> _Work task A_
For each statement below, say whether the article on Ecuador's election agrees with it, answering yes or no and quoting the deciding words of the article: (i) Lenín Moreno has an 8 percent approval rating; (ii) Ecuador's GDP grew in 2020; (iii) Julian Assange is a British journalist.
> _Work task B_
Rewrite the part of the article on Ecuador's election between "Under Moreno’s reign, unemployment, inequality, and" and "the entire world.", inclusive, changing "pandemic" to "health crisis".

Ecuador’s historic election explained: Inside the Citizens’ Revolution
By Ben Norton
Ben Norton traveled to Ecuador to report on the historic February 7 election, which pits a wealthy US-backed right-wing banker against a left-wing economist who pledges to continue the socialist Citizens’ Revolution launched by former President Rafael Correa.
In this dispatch, working-class Ecuadorians explain why they support leftist candidate Andrés Arauz and oppose the repressive Washington-allied government of Lenín Moreno.
February 07, 2021 "Information Clearing House" - - QUITO, ECUADOR – The South American nation of Ecuador is currently suffering through its worst economic crisis in decades. Poverty is skyrocketing, corruption is rampant, and the US-backed government has shown itself to be deeply undemocratic.
On February 7, Ecuador will hold a historic election that could fundamentally change its direction, moving the nation away from its current neoliberal policies and reliance on Washington, and restoring the socialist-oriented program of former President Rafael Correa, who launched a progressive movement called the Citizens’ Revolution.
Today, Ecuador’s sitting President Lenín Moreno has a mere 8 percent approval rating, with staggering 91 percent disapproval, making him the most unpopular leader in the country’s modern history.
Under Moreno’s rule, the government has imprisoned and exiled many left-wing political leaders, banned pro-Correa electoral candidates, gutted social programs, destabilized Latin American regional institutions, and heavily indebted Ecuador with billions of dollars in loans.
And in a historic act of betrayal, Moreno renounced the asylum that Correa had given to WikiLeaks publisher Julian Assange, allowing British authorities to enter Ecuador’s sovereign embassy in London and arrest the Australian journalist.
Under Moreno’s reign, unemployment, inequality, and hardship have reached peak levels, with more than 58 percent of Ecuadorians living in poverty and nearly 39 percent in extreme poverty, according to a United Nations University study.
Meanwhile Ecuadorians have endured a catastrophic response to the Covid-19 pandemic, with one of the highest per capita death rates in the entire world.
In 2020, Ecuador’s GDP shrunk by an estimated 11 percent. Everywhere you walk in the capital city Quito, you see “for sale” and “for rent” signs.

> _Excerpted data_
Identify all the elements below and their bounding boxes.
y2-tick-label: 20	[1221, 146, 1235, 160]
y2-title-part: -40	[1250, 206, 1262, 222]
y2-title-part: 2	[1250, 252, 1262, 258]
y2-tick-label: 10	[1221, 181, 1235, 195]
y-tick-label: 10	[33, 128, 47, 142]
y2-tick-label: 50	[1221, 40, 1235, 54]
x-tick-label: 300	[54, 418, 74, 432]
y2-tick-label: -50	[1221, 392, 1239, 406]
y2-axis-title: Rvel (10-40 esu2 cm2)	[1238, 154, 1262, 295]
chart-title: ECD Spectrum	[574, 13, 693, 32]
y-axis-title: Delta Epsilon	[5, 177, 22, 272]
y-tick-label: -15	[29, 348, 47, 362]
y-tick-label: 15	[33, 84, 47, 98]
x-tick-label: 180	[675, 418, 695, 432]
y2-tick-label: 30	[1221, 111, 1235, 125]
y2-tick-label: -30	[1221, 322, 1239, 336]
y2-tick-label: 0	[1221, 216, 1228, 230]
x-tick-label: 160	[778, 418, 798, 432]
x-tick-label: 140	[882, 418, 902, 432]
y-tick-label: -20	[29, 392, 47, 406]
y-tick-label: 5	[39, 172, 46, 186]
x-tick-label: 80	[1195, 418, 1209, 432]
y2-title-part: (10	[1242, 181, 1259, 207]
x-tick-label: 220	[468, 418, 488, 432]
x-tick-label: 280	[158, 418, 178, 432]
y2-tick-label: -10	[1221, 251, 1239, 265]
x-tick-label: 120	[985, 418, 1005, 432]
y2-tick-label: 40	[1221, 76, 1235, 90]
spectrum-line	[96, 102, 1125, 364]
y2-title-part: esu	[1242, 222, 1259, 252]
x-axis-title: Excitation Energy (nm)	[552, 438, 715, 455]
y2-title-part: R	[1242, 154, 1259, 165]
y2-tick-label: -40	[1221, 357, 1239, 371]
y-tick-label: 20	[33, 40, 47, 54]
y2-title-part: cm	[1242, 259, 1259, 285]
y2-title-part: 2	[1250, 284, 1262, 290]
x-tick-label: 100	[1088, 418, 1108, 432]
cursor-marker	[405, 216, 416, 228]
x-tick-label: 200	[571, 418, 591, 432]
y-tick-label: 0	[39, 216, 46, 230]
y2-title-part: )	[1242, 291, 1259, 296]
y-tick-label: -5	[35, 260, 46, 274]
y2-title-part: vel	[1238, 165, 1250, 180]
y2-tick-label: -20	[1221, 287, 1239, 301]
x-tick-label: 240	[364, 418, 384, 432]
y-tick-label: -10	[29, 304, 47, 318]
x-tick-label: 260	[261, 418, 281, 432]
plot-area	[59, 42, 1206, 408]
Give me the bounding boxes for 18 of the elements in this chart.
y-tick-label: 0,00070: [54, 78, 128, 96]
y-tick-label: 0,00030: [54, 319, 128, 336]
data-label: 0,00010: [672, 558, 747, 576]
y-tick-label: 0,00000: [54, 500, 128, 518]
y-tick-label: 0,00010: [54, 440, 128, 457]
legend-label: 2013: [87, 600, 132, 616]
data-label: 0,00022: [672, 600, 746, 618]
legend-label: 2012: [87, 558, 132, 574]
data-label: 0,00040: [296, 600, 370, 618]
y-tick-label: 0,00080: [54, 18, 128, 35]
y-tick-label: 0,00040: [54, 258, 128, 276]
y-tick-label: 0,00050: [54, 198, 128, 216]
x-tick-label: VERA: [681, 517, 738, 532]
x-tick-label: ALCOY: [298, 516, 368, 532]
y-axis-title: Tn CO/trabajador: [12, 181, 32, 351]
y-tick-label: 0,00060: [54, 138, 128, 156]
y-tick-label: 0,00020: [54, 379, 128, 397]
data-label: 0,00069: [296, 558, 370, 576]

> _Your response A_
(i) Yes: "Lenín Moreno has a mere 8 percent approval rating"
(ii) No: "In 2020, Ecuador’s GDP shrunk by an estimated 11 percent."
(iii) No: "arrest the Australian journalist"

> _Your response B_
Under Moreno’s reign, unemployment, inequality, and hardship have reached peak levels, with more than 58 percent of Ecuadorians living in poverty and nearly 39 percent in extreme poverty, according to a United Nations University study.
Meanwhile Ecuadorians have endured a catastrophic response to the Covid-19 health crisis, with one of the highest per capita death rates in the entire world.